> **Short task**
How many of the lines below contain "Paraphrase"? Answer with that number alone.

> **Data extract**

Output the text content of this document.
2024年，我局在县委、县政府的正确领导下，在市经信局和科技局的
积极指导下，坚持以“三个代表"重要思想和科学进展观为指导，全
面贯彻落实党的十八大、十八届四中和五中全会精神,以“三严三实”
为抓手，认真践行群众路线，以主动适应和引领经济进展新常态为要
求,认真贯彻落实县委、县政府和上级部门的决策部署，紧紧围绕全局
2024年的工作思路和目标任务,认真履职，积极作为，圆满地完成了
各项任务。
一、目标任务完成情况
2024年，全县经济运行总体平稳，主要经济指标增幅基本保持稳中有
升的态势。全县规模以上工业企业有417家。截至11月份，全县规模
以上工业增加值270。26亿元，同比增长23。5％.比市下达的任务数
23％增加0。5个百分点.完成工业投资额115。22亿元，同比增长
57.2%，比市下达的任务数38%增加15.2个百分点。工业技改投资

...

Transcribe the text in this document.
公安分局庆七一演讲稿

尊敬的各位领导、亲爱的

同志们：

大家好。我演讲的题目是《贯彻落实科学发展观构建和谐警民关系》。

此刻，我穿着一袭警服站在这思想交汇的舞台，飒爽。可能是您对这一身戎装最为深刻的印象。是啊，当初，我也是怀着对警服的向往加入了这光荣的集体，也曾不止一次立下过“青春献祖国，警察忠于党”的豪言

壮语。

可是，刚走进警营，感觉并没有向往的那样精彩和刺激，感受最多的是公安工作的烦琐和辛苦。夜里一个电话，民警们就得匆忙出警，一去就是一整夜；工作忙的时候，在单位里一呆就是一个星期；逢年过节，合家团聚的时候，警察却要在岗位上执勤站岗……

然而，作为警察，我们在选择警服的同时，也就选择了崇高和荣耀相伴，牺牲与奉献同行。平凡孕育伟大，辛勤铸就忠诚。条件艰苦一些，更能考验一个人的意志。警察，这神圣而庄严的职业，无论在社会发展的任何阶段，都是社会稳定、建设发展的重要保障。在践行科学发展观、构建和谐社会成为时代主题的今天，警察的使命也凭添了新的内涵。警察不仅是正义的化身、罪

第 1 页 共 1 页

---

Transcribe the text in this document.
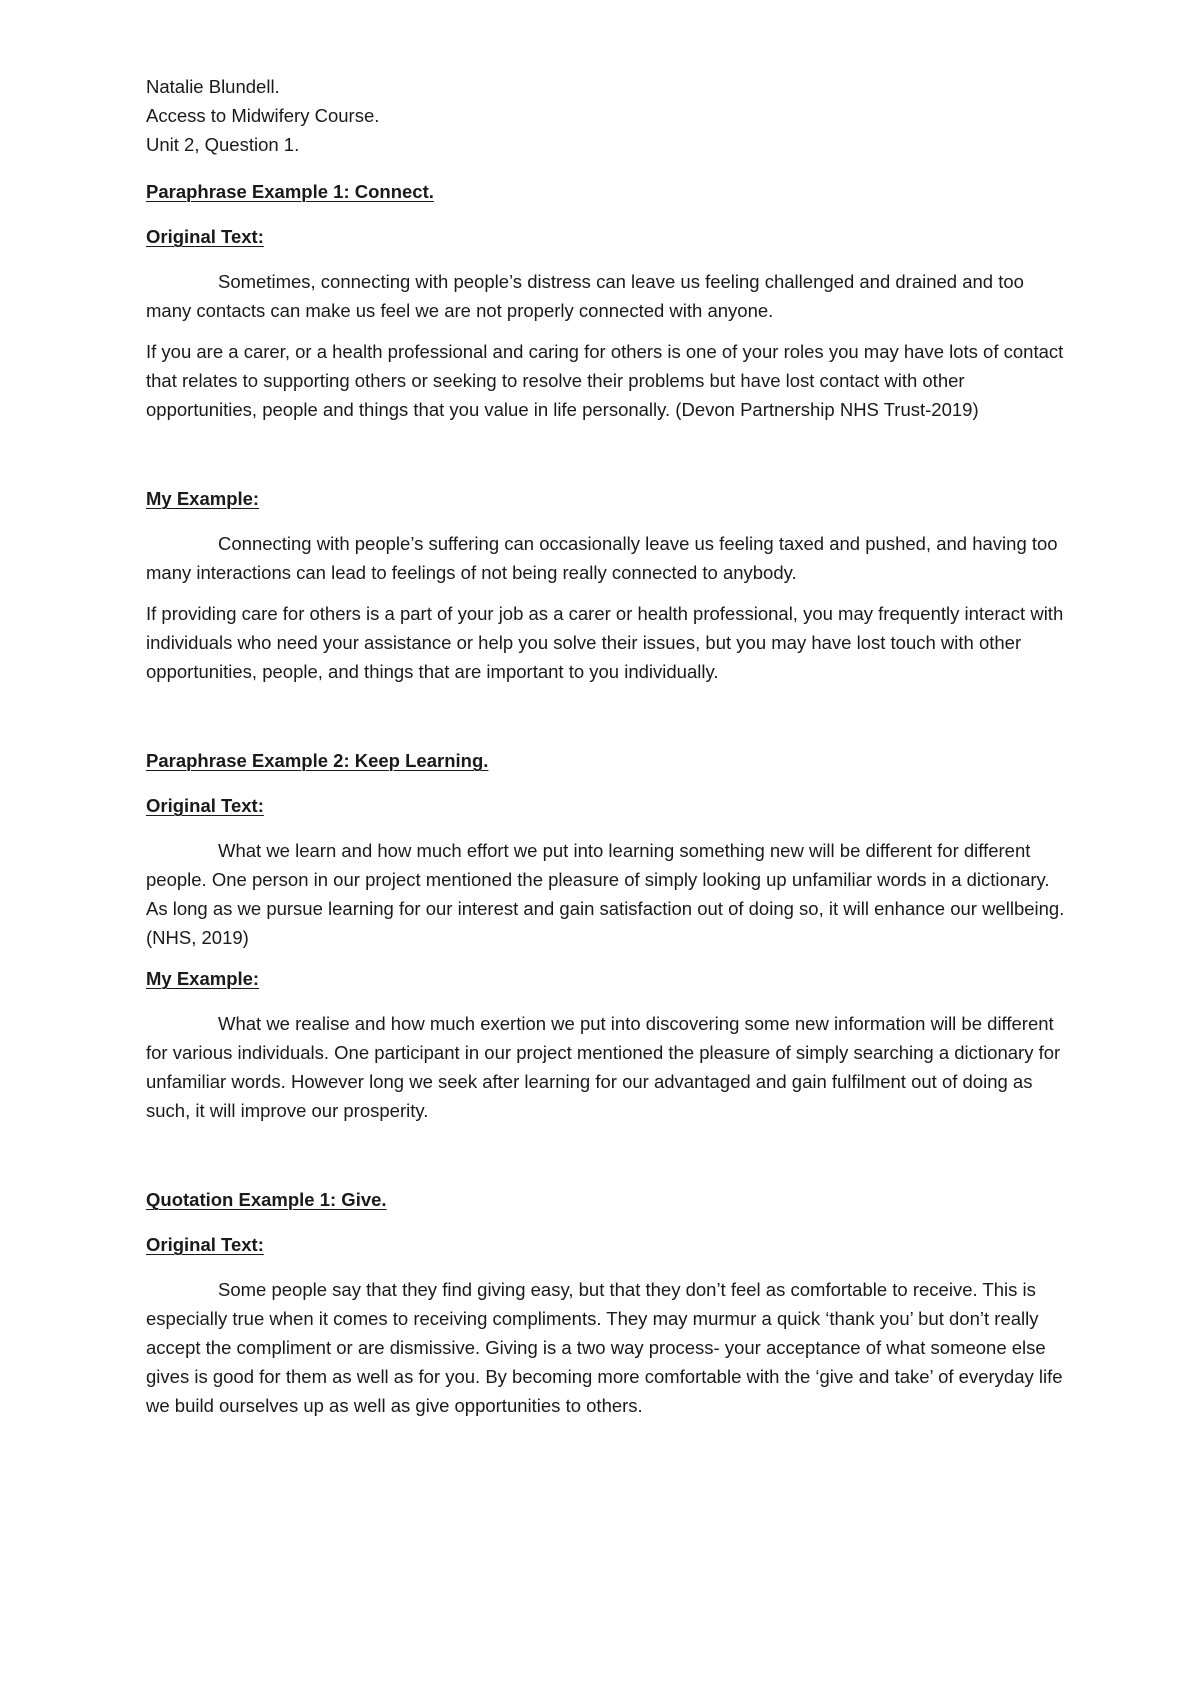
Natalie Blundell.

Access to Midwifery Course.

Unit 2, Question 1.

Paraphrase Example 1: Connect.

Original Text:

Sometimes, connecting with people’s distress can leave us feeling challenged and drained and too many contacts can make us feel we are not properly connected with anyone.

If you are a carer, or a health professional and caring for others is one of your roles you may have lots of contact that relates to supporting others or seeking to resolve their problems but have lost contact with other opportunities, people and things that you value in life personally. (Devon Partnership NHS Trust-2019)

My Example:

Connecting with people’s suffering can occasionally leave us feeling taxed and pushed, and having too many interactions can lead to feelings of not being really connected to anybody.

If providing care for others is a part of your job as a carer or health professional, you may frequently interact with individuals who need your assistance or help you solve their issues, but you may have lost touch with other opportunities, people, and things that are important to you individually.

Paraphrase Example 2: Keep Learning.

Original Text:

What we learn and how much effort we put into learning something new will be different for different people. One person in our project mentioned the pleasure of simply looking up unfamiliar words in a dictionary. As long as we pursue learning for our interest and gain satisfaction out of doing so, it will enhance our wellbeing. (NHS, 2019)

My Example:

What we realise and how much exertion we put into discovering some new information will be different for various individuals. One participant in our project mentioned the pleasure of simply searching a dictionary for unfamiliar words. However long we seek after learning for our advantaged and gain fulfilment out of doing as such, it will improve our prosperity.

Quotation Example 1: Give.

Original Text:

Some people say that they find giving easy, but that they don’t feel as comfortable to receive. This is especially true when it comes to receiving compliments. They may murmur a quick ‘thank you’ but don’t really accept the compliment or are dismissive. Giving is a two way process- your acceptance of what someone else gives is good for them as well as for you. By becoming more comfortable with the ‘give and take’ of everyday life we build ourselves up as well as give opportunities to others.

> **Answer to this task**
2